> **Your task**
State how many lines hold the word "poem", with no other words.

── Data provided ──

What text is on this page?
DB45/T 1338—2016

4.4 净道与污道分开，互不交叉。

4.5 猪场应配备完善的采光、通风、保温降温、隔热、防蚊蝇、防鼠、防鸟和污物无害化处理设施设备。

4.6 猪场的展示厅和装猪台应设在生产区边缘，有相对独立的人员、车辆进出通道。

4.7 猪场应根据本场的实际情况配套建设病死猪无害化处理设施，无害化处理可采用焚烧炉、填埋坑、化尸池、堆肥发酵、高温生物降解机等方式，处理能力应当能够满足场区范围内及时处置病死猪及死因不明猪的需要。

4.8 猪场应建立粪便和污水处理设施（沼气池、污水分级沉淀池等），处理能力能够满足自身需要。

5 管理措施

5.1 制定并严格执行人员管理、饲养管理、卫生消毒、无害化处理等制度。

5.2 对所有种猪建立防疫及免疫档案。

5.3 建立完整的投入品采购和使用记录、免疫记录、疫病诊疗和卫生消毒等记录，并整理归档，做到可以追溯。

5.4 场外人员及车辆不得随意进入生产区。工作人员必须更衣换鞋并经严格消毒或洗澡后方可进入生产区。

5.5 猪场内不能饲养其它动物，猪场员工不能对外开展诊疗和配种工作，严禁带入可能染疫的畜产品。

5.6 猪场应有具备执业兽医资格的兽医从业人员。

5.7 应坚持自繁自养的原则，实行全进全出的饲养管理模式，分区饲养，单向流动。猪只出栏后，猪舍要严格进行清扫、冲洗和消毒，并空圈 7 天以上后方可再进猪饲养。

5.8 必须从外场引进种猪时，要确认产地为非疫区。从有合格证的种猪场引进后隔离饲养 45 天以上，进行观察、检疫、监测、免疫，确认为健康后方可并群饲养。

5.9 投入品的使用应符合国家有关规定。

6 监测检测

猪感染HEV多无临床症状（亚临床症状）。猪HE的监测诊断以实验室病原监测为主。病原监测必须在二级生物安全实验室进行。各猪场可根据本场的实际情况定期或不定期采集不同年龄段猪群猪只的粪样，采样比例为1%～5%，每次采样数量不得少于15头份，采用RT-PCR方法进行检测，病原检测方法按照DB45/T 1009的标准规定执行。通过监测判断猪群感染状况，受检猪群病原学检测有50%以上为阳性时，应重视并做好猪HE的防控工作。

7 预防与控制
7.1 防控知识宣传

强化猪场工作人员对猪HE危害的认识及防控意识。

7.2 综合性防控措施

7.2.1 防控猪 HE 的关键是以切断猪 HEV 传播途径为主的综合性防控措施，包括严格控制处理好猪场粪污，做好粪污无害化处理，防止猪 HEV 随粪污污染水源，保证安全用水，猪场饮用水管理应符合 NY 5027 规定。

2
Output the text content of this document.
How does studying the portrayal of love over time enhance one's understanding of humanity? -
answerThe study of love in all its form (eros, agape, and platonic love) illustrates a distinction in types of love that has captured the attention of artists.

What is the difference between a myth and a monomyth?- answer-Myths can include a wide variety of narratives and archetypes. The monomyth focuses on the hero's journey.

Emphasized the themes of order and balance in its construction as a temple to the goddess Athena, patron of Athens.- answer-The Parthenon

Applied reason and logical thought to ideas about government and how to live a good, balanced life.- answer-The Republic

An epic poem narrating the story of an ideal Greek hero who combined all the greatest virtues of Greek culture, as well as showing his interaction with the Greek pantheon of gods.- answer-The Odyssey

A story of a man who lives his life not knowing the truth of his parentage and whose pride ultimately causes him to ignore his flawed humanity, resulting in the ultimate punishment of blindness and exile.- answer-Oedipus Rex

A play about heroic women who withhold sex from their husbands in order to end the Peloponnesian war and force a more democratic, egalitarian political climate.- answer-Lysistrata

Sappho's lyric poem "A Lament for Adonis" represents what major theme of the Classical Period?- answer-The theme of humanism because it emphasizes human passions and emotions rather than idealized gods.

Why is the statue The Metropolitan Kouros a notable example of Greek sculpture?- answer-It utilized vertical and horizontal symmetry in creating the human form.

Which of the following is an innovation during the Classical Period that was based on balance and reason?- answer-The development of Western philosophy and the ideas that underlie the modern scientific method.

───

> **Problem solution**
2